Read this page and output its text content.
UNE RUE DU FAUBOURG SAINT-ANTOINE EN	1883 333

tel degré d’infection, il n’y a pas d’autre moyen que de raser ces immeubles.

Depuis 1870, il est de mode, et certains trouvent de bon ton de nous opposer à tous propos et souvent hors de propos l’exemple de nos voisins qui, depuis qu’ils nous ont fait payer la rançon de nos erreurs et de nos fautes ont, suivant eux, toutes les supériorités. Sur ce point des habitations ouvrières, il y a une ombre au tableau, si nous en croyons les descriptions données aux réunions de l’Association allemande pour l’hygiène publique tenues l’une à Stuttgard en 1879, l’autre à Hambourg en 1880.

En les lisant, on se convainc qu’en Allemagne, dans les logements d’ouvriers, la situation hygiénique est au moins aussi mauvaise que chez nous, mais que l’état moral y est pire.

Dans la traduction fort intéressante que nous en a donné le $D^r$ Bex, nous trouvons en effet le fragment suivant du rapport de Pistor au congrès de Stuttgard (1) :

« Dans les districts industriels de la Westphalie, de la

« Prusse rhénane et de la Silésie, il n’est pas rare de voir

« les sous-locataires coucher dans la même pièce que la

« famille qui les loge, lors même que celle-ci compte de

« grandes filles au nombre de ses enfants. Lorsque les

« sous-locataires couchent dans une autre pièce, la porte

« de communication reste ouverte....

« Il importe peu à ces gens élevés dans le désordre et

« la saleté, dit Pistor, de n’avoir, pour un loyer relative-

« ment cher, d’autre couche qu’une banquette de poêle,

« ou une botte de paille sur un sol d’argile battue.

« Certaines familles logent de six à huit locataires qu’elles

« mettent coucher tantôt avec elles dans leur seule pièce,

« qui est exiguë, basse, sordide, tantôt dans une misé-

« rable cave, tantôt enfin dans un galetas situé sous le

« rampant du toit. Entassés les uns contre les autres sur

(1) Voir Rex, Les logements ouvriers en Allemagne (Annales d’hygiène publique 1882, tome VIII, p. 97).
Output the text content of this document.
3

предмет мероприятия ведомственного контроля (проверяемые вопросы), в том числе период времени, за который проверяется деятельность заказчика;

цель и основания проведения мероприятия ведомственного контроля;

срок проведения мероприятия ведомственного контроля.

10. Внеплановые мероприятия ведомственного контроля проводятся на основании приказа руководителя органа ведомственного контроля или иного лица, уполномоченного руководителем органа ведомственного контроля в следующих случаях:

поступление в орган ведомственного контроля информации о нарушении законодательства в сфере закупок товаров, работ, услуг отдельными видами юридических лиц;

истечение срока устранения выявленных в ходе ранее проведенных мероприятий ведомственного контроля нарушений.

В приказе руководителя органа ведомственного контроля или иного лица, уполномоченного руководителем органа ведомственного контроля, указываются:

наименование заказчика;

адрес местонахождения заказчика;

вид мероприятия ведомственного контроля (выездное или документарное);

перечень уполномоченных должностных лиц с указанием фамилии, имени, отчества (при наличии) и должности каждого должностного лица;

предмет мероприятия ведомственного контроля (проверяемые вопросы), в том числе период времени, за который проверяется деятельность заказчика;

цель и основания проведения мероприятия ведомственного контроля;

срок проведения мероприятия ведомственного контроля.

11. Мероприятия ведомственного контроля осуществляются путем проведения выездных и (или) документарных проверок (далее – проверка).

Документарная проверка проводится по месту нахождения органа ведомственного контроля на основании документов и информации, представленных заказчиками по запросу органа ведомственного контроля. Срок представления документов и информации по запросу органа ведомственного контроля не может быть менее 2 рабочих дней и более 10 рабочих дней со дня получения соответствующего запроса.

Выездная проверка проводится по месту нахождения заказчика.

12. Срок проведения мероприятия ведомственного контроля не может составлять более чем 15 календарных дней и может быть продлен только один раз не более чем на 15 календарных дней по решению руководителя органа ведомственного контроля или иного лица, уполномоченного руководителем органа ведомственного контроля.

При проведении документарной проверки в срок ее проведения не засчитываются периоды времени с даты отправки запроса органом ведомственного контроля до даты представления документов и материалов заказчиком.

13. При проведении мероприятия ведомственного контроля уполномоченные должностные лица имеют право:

Do this - Give the listing above again, word for word.

Output below -
Read this page and output its text content.
UNE RUE DU FAUBOURG SAINT-ANTOINE EN	1883 333

tel degré d’infection, il n’y a pas d’autre moyen que de raser ces immeubles.

Depuis 1870, il est de mode, et certains trouvent de bon ton de nous opposer à tous propos et souvent hors de propos l’exemple de nos voisins qui, depuis qu’ils nous ont fait payer la rançon de nos erreurs et de nos fautes ont, suivant eux, toutes les supériorités. Sur ce point des habitations ouvrières, il y a une ombre au tableau, si nous en croyons les descriptions données aux réunions de l’Association allemande pour l’hygiène publique tenues l’une à Stuttgard en 1879, l’autre à Hambourg en 1880.

En les lisant, on se convainc qu’en Allemagne, dans les logements d’ouvriers, la situation hygiénique est au moins aussi mauvaise que chez nous, mais que l’état moral y est pire.

Dans la traduction fort intéressante que nous en a donné le $D^r$ Bex, nous trouvons en effet le fragment suivant du rapport de Pistor au congrès de Stuttgard (1) :

« Dans les districts industriels de la Westphalie, de la

« Prusse rhénane et de la Silésie, il n’est pas rare de voir

« les sous-locataires coucher dans la même pièce que la

« famille qui les loge, lors même que celle-ci compte de

« grandes filles au nombre de ses enfants. Lorsque les

« sous-locataires couchent dans une autre pièce, la porte

« de communication reste ouverte....

« Il importe peu à ces gens élevés dans le désordre et

« la saleté, dit Pistor, de n’avoir, pour un loyer relative-

« ment cher, d’autre couche qu’une banquette de poêle,

« ou une botte de paille sur un sol d’argile battue.

« Certaines familles logent de six à huit locataires qu’elles

« mettent coucher tantôt avec elles dans leur seule pièce,

« qui est exiguë, basse, sordide, tantôt dans une misé-

« rable cave, tantôt enfin dans un galetas situé sous le

« rampant du toit. Entassés les uns contre les autres sur

(1) Voir Rex, Les logements ouvriers en Allemagne (Annales d’hygiène publique 1882, tome VIII, p. 97).
Output the text content of this document.
3

предмет мероприятия ведомственного контроля (проверяемые вопросы), в том числе период времени, за который проверяется деятельность заказчика;

цель и основания проведения мероприятия ведомственного контроля;

срок проведения мероприятия ведомственного контроля.

10. Внеплановые мероприятия ведомственного контроля проводятся на основании приказа руководителя органа ведомственного контроля или иного лица, уполномоченного руководителем органа ведомственного контроля в следующих случаях:

поступление в орган ведомственного контроля информации о нарушении законодательства в сфере закупок товаров, работ, услуг отдельными видами юридических лиц;

истечение срока устранения выявленных в ходе ранее проведенных мероприятий ведомственного контроля нарушений.

В приказе руководителя органа ведомственного контроля или иного лица, уполномоченного руководителем органа ведомственного контроля, указываются:

наименование заказчика;

адрес местонахождения заказчика;

вид мероприятия ведомственного контроля (выездное или документарное);

перечень уполномоченных должностных лиц с указанием фамилии, имени, отчества (при наличии) и должности каждого должностного лица;

предмет мероприятия ведомственного контроля (проверяемые вопросы), в том числе период времени, за который проверяется деятельность заказчика;

цель и основания проведения мероприятия ведомственного контроля;

срок проведения мероприятия ведомственного контроля.

11. Мероприятия ведомственного контроля осуществляются путем проведения выездных и (или) документарных проверок (далее – проверка).

Документарная проверка проводится по месту нахождения органа ведомственного контроля на основании документов и информации, представленных заказчиками по запросу органа ведомственного контроля. Срок представления документов и информации по запросу органа ведомственного контроля не может быть менее 2 рабочих дней и более 10 рабочих дней со дня получения соответствующего запроса.

Выездная проверка проводится по месту нахождения заказчика.

12. Срок проведения мероприятия ведомственного контроля не может составлять более чем 15 календарных дней и может быть продлен только один раз не более чем на 15 календарных дней по решению руководителя органа ведомственного контроля или иного лица, уполномоченного руководителем органа ведомственного контроля.

При проведении документарной проверки в срок ее проведения не засчитываются периоды времени с даты отправки запроса органом ведомственного контроля до даты представления документов и материалов заказчиком.

13. При проведении мероприятия ведомственного контроля уполномоченные должностные лица имеют право:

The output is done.